What is expected
Nothing should be left out: output all of the entries exactly.

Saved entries
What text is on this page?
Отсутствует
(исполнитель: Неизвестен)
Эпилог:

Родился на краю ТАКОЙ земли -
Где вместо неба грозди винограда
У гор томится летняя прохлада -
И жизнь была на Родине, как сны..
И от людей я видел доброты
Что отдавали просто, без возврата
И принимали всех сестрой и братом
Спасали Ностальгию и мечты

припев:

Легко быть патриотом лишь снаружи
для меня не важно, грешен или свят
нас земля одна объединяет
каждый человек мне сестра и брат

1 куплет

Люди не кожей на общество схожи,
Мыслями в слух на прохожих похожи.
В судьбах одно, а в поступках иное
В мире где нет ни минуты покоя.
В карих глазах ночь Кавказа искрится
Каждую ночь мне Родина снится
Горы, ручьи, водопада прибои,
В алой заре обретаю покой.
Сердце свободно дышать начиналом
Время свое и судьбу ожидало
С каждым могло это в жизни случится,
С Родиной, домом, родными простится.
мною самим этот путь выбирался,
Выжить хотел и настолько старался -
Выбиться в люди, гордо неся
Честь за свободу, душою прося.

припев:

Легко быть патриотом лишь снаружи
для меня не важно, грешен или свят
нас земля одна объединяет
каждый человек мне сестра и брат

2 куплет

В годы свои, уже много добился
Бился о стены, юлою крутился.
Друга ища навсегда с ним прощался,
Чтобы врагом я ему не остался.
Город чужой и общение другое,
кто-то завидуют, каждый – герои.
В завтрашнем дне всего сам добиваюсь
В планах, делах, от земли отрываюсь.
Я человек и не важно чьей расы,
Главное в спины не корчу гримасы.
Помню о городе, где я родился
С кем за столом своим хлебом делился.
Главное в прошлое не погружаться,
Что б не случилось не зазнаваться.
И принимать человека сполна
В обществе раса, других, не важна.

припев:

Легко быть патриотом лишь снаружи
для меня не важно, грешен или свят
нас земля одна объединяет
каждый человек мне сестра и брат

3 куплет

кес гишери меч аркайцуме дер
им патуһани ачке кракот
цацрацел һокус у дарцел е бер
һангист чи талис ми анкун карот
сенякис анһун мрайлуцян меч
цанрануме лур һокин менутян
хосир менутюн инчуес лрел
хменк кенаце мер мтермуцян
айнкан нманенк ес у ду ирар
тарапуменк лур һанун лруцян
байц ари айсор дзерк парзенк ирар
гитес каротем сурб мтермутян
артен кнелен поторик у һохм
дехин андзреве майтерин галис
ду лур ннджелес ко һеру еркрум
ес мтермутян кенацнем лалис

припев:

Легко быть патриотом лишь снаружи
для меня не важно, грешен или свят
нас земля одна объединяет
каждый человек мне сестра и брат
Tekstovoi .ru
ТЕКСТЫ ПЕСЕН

Written response
What text is on this page?
Отсутствует
(исполнитель: Неизвестен)
Эпилог:

Родился на краю ТАКОЙ земли -
Где вместо неба грозди винограда
У гор томится летняя прохлада -
И жизнь была на Родине, как сны..
И от людей я видел доброты
Что отдавали просто, без возврата
И принимали всех сестрой и братом
Спасали Ностальгию и мечты

припев:

Легко быть патриотом лишь снаружи
для меня не важно, грешен или свят
нас земля одна объединяет
каждый человек мне сестра и брат

1 куплет

Люди не кожей на общество схожи,
Мыслями в слух на прохожих похожи.
В судьбах одно, а в поступках иное
В мире где нет ни минуты покоя.
В карих глазах ночь Кавказа искрится
Каждую ночь мне Родина снится
Горы, ручьи, водопада прибои,
В алой заре обретаю покой.
Сердце свободно дышать начиналом
Время свое и судьбу ожидало
С каждым могло это в жизни случится,
С Родиной, домом, родными простится.
мною самим этот путь выбирался,
Выжить хотел и настолько старался -
Выбиться в люди, гордо неся
Честь за свободу, душою прося.

припев:

Легко быть патриотом лишь снаружи
для меня не важно, грешен или свят
нас земля одна объединяет
каждый человек мне сестра и брат

2 куплет

В годы свои, уже много добился
Бился о стены, юлою крутился.
Друга ища навсегда с ним прощался,
Чтобы врагом я ему не остался.
Город чужой и общение другое,
кто-то завидуют, каждый – герои.
В завтрашнем дне всего сам добиваюсь
В планах, делах, от земли отрываюсь.
Я человек и не важно чьей расы,
Главное в спины не корчу гримасы.
Помню о городе, где я родился
С кем за столом своим хлебом делился.
Главное в прошлое не погружаться,
Что б не случилось не зазнаваться.
И принимать человека сполна
В обществе раса, других, не важна.

припев:

Легко быть патриотом лишь снаружи
для меня не важно, грешен или свят
нас земля одна объединяет
каждый человек мне сестра и брат

3 куплет

кес гишери меч аркайцуме дер
им патуһани ачке кракот
цацрацел һокус у дарцел е бер
һангист чи талис ми анкун карот
сенякис анһун мрайлуцян меч
цанрануме лур һокин менутян
хосир менутюн инчуес лрел
хменк кенаце мер мтермуцян
айнкан нманенк ес у ду ирар
тарапуменк лур һанун лруцян
байц ари айсор дзерк парзенк ирар
гитес каротем сурб мтермутян
артен кнелен поторик у һохм
дехин андзреве майтерин галис
ду лур ннджелес ко һеру еркрум
ес мтермутян кенацнем лалис

припев:

Легко быть патриотом лишь снаружи
для меня не важно, грешен или свят
нас земля одна объединяет
каждый человек мне сестра и брат
Tekstovoi .ru
ТЕКСТЫ ПЕСЕН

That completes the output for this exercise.